> _REQUIREMENTS_: List the lines of this listing that hold the word "MARKER".

____ MATERIAL TO PROCESS

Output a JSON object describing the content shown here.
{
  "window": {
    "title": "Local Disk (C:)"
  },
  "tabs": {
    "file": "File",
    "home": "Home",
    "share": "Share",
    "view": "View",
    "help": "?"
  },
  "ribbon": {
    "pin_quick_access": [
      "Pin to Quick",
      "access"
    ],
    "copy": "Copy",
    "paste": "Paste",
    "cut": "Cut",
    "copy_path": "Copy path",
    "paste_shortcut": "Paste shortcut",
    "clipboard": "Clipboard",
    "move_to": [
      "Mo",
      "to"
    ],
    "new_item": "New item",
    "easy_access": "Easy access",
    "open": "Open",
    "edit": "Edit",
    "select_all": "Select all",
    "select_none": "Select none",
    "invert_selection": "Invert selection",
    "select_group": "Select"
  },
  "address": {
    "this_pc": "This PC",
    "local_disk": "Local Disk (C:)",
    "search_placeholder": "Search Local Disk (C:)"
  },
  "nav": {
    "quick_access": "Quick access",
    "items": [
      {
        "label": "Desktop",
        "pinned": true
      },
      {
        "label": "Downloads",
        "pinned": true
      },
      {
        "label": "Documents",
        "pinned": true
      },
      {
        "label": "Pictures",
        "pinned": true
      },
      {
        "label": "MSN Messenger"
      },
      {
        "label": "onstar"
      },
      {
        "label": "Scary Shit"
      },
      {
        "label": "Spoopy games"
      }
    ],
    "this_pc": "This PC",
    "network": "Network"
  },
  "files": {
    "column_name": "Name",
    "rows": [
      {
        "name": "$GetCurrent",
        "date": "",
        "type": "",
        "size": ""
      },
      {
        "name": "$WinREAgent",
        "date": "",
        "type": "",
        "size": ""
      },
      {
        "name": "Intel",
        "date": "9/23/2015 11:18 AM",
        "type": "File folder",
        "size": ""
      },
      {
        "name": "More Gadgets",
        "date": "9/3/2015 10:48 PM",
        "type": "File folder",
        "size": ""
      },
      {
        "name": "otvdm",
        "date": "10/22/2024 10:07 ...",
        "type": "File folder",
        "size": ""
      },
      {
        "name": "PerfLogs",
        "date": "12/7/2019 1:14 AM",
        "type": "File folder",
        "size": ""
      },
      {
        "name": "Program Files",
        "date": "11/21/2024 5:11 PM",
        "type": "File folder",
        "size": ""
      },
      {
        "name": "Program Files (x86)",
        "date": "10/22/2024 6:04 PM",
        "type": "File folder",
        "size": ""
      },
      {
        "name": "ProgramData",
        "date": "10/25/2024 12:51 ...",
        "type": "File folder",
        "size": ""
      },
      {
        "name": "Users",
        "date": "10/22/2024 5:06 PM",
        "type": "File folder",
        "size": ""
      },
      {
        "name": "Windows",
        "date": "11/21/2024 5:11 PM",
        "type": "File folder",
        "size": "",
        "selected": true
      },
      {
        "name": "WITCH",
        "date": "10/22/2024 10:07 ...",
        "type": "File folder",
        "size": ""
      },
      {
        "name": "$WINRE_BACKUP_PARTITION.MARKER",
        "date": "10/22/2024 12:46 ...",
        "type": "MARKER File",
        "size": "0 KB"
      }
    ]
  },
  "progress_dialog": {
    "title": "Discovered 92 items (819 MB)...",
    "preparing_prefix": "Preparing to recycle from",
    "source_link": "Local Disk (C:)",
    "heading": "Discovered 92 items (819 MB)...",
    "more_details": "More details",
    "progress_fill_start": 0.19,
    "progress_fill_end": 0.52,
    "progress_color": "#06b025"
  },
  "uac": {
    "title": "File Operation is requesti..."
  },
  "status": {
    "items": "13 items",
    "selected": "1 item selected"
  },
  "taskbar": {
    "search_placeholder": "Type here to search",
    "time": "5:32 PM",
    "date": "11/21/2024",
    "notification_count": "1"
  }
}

________

> _REPLY TO THE TASK_:
        "name": "$WINRE_BACKUP_PARTITION.MARKER",
        "type": "MARKER File",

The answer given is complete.